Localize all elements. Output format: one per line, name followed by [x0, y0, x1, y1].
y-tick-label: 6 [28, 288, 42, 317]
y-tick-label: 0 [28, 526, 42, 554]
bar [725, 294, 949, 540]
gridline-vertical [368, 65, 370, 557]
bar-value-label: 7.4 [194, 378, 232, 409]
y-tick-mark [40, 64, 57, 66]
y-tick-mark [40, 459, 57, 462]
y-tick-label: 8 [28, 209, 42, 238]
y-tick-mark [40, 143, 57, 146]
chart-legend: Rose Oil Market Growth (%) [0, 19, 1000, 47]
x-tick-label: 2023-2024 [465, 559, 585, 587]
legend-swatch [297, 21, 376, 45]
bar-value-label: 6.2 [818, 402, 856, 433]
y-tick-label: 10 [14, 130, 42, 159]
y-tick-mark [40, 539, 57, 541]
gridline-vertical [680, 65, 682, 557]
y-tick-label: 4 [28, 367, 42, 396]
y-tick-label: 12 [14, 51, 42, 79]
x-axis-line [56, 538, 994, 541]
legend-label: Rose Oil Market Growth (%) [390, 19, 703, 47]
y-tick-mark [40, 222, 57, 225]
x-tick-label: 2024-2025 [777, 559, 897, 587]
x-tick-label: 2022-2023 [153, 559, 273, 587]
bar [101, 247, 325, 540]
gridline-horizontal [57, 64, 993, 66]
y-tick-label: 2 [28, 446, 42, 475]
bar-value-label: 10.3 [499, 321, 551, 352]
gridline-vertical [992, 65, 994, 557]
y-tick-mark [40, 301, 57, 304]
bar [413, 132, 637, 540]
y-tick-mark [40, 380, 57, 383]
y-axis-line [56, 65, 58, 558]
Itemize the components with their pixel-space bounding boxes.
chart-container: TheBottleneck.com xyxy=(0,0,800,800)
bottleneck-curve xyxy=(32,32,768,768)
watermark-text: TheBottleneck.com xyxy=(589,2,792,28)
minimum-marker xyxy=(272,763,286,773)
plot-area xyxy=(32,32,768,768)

*Goal of the exercise*:
Copy every line above without changing anything.

*Answer for this exercise*:
Localize all elements. Output format: one per line, name followed by [x0, y0, x1, y1].
y-tick-label: 6 [28, 288, 42, 317]
y-tick-label: 0 [28, 526, 42, 554]
bar [725, 294, 949, 540]
gridline-vertical [368, 65, 370, 557]
bar-value-label: 7.4 [194, 378, 232, 409]
y-tick-mark [40, 64, 57, 66]
y-tick-mark [40, 459, 57, 462]
y-tick-label: 8 [28, 209, 42, 238]
y-tick-mark [40, 143, 57, 146]
chart-legend: Rose Oil Market Growth (%) [0, 19, 1000, 47]
x-tick-label: 2023-2024 [465, 559, 585, 587]
legend-swatch [297, 21, 376, 45]
bar-value-label: 6.2 [818, 402, 856, 433]
y-tick-label: 10 [14, 130, 42, 159]
y-tick-mark [40, 539, 57, 541]
gridline-vertical [680, 65, 682, 557]
y-tick-label: 4 [28, 367, 42, 396]
y-tick-label: 12 [14, 51, 42, 79]
x-axis-line [56, 538, 994, 541]
legend-label: Rose Oil Market Growth (%) [390, 19, 703, 47]
y-tick-mark [40, 222, 57, 225]
x-tick-label: 2024-2025 [777, 559, 897, 587]
x-tick-label: 2022-2023 [153, 559, 273, 587]
bar [101, 247, 325, 540]
gridline-horizontal [57, 64, 993, 66]
y-tick-label: 2 [28, 446, 42, 475]
bar-value-label: 10.3 [499, 321, 551, 352]
gridline-vertical [992, 65, 994, 557]
y-tick-mark [40, 301, 57, 304]
bar [413, 132, 637, 540]
y-tick-mark [40, 380, 57, 383]
y-axis-line [56, 65, 58, 558]
Itemize the components with their pixel-space bounding boxes.
chart-container: TheBottleneck.com xyxy=(0,0,800,800)
bottleneck-curve xyxy=(32,32,768,768)
watermark-text: TheBottleneck.com xyxy=(589,2,792,28)
minimum-marker xyxy=(272,763,286,773)
plot-area xyxy=(32,32,768,768)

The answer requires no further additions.